▶ _TASK STATEMENT_: Pull out all lines from the listing below in which the word "this" appears.

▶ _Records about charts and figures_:
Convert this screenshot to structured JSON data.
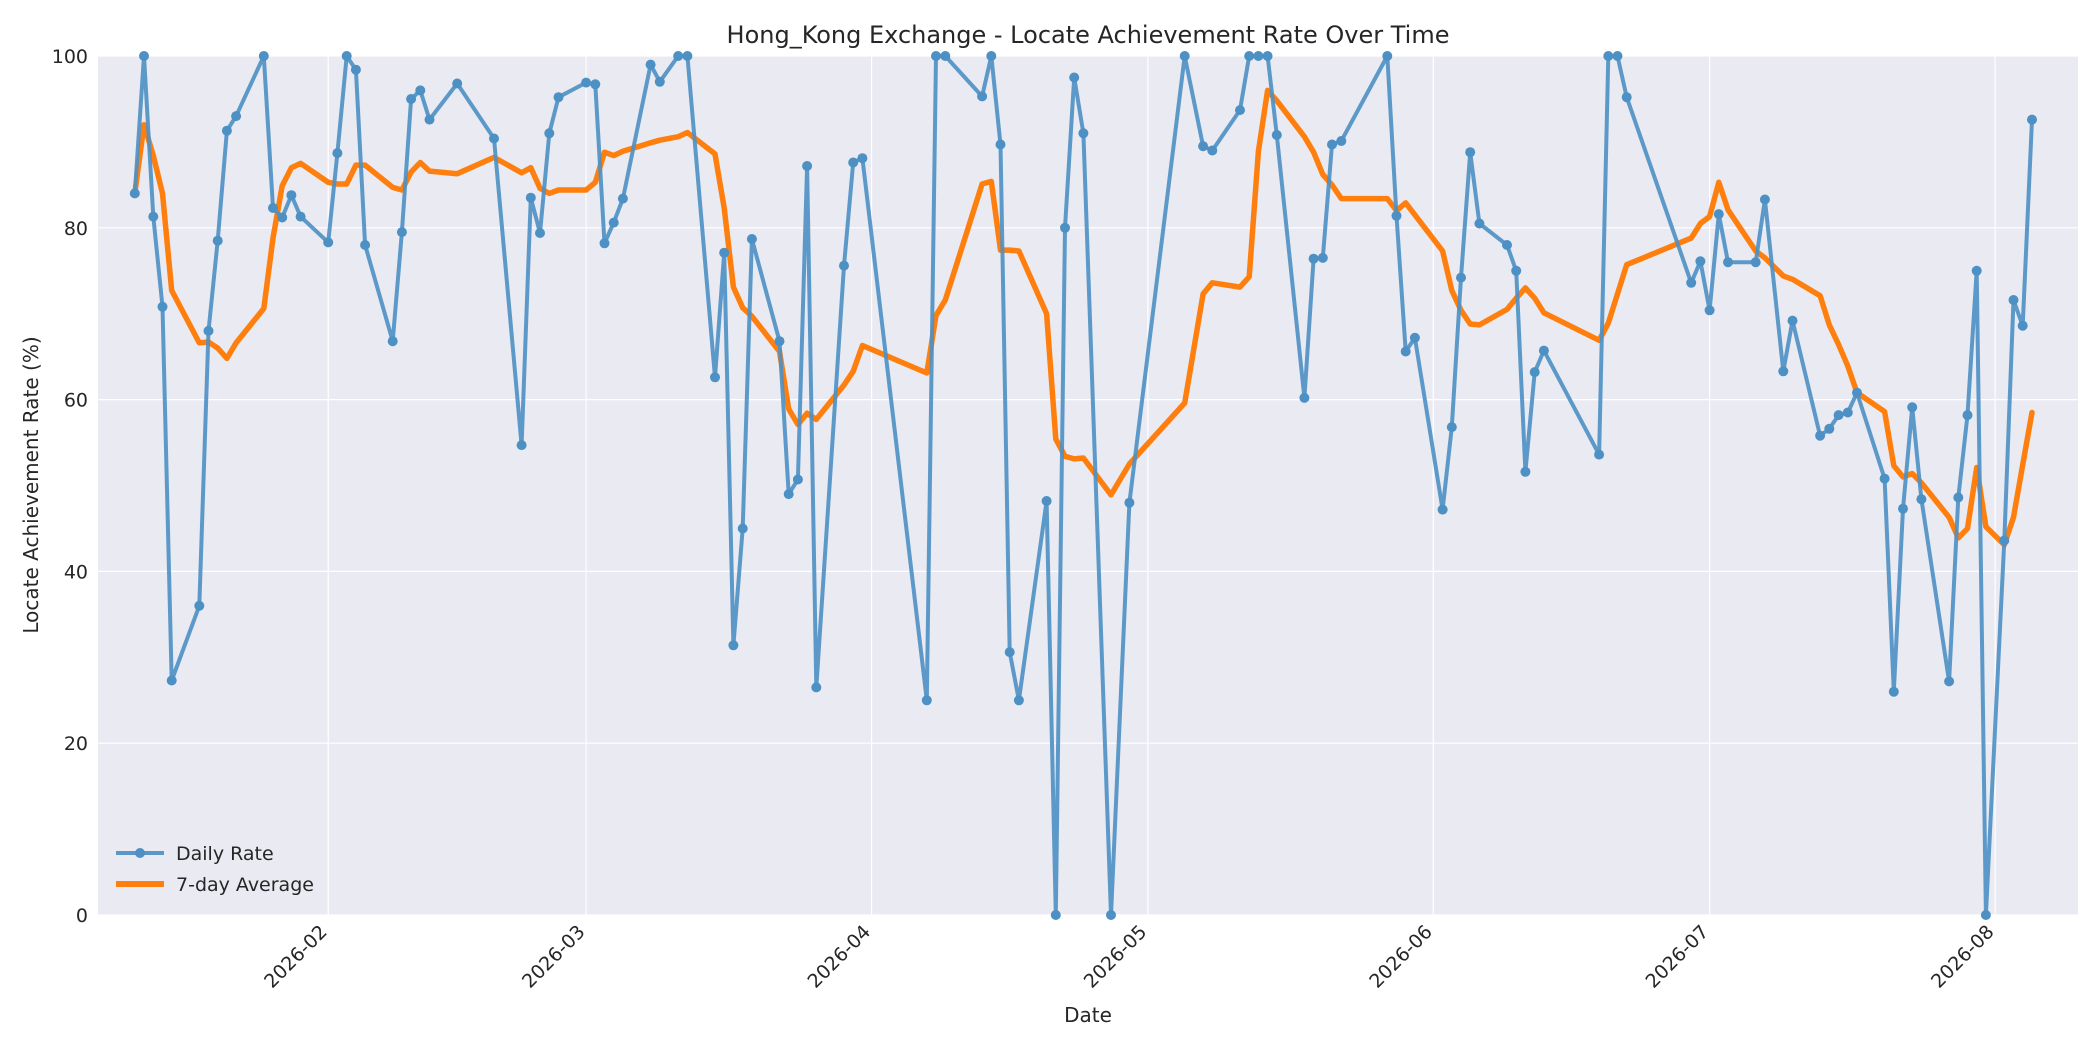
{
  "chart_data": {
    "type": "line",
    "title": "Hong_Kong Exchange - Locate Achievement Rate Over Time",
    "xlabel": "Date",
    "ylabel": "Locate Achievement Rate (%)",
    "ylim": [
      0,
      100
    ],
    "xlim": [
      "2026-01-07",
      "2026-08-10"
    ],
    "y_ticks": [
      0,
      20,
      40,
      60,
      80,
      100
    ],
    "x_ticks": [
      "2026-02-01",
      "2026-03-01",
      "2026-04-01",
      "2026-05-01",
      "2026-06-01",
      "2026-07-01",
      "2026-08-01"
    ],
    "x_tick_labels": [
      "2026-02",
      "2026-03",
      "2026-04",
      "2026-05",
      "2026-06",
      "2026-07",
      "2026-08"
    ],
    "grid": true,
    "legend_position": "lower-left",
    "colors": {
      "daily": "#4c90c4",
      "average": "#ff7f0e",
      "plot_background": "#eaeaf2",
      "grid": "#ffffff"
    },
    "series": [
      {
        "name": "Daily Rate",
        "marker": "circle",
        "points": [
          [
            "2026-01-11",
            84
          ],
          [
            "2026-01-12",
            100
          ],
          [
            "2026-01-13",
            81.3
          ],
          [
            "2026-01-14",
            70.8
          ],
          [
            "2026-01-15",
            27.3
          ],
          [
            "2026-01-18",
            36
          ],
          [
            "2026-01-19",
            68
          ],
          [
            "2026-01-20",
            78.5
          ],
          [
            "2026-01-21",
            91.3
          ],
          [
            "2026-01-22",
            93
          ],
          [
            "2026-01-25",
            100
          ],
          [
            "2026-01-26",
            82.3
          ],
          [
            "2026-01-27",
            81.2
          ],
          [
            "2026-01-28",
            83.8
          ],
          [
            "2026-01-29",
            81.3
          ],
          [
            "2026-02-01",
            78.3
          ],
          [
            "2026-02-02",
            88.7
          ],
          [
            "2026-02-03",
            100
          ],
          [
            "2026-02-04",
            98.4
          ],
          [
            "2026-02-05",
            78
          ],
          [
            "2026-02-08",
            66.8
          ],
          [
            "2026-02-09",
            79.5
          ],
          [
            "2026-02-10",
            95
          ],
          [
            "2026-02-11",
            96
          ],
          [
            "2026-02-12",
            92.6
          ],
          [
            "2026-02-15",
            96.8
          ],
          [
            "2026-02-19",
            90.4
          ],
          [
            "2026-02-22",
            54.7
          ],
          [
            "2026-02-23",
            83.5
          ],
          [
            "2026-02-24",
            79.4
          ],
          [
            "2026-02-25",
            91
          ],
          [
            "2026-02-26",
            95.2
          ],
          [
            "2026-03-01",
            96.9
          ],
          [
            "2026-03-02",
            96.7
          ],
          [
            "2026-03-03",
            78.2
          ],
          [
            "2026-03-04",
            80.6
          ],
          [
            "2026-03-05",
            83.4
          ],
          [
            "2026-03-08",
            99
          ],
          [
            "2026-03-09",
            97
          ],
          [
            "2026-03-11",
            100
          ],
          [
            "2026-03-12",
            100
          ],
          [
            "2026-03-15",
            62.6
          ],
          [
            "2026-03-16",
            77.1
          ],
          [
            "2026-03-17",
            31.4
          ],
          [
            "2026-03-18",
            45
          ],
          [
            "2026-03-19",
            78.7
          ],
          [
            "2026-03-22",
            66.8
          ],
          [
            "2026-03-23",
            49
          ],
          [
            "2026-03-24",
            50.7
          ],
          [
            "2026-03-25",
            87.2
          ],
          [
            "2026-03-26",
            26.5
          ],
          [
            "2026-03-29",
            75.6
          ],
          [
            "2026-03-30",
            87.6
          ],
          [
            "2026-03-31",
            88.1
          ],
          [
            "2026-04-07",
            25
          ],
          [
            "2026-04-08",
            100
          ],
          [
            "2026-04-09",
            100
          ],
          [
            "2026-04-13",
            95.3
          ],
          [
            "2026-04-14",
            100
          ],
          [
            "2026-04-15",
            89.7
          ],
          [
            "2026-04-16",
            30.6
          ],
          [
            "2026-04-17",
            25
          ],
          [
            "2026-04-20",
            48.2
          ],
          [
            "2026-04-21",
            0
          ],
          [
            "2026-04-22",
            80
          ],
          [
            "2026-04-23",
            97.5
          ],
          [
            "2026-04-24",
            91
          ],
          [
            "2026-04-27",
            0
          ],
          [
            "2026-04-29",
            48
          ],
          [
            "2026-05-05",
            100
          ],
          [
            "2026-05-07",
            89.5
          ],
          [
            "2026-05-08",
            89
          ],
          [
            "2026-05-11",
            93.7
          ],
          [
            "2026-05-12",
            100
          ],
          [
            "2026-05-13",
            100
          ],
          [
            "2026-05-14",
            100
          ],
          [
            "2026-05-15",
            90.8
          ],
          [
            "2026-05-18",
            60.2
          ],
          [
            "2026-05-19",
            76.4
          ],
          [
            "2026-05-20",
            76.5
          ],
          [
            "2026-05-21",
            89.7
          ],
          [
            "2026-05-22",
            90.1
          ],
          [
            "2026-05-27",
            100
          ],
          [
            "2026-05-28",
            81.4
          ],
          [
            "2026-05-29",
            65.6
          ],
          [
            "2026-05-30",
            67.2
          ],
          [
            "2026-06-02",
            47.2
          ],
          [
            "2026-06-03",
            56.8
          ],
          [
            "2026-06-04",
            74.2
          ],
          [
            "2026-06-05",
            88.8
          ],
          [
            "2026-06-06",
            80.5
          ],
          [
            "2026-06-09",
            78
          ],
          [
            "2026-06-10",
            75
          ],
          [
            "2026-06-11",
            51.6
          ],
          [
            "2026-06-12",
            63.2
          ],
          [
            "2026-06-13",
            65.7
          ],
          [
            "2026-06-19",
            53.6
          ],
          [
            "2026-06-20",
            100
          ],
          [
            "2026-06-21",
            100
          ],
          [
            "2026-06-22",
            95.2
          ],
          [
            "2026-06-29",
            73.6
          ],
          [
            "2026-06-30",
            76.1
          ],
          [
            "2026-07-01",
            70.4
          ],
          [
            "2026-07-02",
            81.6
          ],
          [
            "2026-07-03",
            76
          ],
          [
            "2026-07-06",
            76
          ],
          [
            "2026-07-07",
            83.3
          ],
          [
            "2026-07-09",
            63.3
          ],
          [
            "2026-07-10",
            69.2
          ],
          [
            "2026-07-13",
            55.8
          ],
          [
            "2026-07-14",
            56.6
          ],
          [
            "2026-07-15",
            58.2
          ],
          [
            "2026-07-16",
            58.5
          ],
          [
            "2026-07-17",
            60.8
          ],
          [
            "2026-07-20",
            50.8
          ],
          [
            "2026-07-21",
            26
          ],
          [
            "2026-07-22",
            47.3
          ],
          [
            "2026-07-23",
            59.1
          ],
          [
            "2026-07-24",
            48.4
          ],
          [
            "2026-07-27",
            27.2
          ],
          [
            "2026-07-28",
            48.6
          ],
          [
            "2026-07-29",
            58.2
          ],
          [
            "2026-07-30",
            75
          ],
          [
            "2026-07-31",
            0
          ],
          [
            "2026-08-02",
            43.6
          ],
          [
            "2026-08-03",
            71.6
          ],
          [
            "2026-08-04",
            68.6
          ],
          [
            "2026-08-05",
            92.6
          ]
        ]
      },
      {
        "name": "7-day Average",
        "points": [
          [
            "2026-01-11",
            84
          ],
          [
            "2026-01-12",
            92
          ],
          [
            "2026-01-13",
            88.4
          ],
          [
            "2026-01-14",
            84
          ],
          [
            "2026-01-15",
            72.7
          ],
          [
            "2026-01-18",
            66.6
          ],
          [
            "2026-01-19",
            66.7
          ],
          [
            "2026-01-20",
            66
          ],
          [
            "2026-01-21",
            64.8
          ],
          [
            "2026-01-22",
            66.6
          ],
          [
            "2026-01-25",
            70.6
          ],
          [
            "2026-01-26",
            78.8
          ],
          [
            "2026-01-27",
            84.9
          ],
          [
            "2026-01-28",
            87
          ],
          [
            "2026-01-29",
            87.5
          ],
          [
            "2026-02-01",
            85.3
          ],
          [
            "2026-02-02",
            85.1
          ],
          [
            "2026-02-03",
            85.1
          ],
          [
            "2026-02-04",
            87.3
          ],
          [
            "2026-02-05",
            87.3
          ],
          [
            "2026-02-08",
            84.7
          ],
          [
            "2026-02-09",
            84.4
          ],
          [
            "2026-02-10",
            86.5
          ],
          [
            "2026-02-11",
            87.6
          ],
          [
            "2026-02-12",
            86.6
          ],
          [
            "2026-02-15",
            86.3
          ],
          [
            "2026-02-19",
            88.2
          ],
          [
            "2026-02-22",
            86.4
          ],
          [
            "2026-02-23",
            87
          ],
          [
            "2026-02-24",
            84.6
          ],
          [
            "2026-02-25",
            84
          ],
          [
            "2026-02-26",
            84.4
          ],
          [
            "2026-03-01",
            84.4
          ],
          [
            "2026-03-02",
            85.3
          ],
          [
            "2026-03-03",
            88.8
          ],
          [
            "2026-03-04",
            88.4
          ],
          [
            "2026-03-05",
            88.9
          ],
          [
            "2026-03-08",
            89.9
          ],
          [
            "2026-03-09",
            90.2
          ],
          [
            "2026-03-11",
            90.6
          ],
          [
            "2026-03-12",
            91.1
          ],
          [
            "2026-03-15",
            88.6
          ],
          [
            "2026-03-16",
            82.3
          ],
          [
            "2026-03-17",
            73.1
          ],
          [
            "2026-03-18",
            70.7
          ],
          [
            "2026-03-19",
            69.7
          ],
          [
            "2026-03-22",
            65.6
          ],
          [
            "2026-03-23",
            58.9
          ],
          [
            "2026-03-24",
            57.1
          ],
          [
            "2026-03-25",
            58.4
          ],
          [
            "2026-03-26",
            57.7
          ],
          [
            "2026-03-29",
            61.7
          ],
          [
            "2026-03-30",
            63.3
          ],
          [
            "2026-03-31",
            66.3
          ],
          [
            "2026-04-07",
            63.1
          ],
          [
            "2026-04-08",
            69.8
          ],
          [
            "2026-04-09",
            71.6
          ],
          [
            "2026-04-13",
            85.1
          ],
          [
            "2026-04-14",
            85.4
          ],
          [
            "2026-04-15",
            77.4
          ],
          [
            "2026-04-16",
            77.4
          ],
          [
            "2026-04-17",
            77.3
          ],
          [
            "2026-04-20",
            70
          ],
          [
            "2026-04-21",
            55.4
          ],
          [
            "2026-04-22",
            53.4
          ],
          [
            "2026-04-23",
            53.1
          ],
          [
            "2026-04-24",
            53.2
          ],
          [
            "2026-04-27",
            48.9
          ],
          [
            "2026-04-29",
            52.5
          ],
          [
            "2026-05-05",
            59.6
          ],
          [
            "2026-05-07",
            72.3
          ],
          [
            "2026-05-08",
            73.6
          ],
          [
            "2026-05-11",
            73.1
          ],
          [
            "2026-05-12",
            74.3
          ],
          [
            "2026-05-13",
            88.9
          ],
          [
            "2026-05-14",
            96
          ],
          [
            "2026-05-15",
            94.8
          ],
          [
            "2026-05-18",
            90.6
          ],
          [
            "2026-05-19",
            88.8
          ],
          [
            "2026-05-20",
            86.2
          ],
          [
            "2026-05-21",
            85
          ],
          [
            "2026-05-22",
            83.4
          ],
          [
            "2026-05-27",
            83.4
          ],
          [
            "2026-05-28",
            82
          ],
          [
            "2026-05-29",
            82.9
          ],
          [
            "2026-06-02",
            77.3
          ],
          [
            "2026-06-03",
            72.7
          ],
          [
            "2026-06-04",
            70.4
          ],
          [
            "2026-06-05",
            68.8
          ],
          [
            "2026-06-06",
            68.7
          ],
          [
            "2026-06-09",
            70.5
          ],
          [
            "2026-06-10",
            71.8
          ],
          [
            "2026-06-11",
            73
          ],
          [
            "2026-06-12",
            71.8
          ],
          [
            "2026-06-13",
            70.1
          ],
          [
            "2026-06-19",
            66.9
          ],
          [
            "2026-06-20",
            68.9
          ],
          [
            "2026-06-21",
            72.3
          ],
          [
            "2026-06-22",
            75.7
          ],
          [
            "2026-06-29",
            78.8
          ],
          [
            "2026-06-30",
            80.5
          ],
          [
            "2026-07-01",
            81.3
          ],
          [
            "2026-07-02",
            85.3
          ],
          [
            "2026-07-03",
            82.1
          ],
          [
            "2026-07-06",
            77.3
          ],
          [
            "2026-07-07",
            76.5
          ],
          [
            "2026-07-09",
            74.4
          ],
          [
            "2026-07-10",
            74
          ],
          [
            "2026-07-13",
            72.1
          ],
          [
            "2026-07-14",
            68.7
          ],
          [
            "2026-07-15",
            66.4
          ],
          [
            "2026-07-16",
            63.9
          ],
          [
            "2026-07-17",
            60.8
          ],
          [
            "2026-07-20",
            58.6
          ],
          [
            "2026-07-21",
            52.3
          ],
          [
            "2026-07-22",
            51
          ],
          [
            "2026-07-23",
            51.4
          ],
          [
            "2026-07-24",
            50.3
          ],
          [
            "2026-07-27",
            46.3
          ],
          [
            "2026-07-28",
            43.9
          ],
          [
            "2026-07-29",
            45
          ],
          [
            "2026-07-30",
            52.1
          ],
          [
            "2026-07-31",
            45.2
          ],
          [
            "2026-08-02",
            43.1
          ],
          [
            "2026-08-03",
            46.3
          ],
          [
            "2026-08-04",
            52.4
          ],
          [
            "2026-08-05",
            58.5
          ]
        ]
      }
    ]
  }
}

==

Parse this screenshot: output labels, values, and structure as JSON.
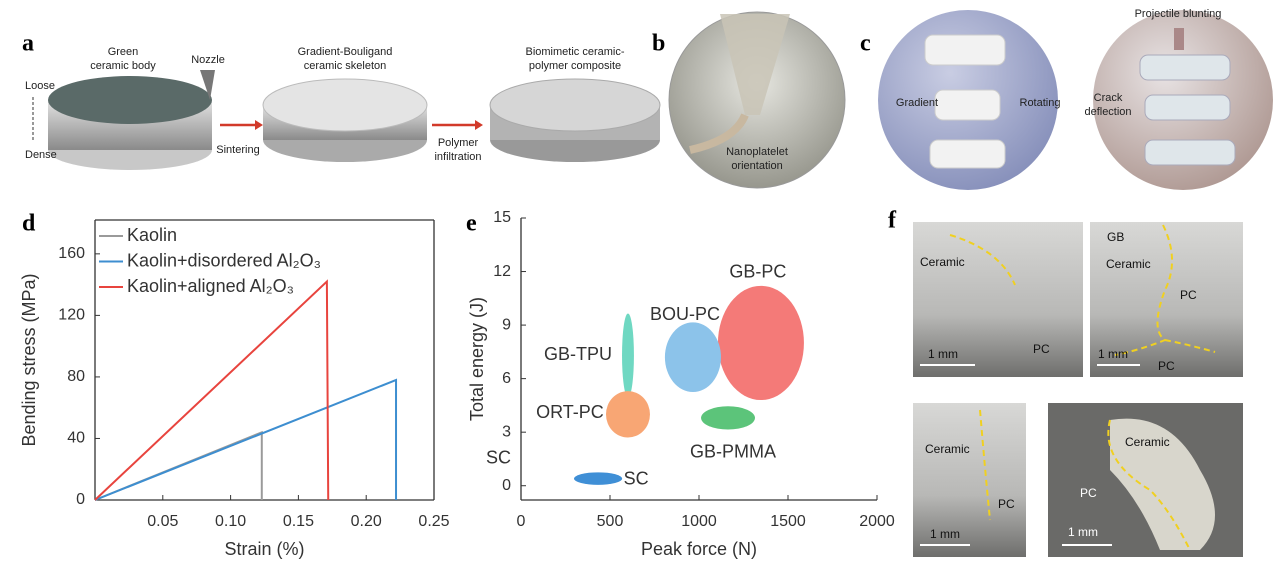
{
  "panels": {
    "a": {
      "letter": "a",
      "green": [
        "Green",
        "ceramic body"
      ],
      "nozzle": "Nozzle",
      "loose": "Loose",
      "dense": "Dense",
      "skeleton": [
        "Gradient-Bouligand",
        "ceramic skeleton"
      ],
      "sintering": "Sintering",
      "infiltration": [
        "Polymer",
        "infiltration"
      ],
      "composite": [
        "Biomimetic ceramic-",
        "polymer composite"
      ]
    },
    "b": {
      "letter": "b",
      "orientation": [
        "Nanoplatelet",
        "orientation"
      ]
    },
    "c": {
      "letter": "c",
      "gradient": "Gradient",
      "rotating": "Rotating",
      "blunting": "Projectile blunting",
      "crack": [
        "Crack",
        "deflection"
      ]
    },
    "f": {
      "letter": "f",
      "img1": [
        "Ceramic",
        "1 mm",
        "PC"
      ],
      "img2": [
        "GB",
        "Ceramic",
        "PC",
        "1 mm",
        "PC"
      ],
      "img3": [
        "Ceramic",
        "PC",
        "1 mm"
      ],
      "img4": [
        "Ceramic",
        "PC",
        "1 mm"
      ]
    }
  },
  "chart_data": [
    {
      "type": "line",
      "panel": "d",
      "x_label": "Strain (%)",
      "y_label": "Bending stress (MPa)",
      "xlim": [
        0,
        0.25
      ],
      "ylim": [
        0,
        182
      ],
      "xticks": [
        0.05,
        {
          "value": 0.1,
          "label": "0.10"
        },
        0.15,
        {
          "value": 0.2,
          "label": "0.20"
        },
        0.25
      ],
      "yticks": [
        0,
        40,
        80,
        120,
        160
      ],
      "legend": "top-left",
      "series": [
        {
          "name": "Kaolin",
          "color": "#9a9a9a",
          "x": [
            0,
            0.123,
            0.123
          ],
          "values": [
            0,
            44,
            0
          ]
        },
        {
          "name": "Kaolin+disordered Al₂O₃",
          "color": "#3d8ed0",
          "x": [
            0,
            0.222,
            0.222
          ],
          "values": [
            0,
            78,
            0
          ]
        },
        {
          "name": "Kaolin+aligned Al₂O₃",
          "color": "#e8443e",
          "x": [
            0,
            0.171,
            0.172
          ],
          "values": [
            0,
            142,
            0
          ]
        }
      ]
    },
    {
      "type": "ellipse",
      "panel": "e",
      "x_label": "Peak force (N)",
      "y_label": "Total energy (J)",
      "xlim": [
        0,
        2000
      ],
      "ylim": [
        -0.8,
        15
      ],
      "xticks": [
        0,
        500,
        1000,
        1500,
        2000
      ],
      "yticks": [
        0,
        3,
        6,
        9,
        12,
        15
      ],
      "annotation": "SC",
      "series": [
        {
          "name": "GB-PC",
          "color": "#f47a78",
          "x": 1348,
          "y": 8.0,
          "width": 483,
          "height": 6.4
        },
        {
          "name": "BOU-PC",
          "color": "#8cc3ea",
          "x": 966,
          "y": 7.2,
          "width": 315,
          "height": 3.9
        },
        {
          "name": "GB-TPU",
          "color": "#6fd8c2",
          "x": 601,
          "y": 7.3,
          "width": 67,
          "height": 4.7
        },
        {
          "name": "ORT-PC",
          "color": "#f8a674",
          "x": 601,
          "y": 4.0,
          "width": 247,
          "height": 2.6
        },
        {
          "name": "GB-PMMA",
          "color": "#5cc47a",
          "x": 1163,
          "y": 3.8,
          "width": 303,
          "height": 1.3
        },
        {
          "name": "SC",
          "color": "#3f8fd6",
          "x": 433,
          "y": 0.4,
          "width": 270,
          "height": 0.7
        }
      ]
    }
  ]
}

▶ _WRITTEN SOLUTION_:
Convert this screenshot to structured JSON data.
Parse this screenshot: output labels, values, and structure as JSON.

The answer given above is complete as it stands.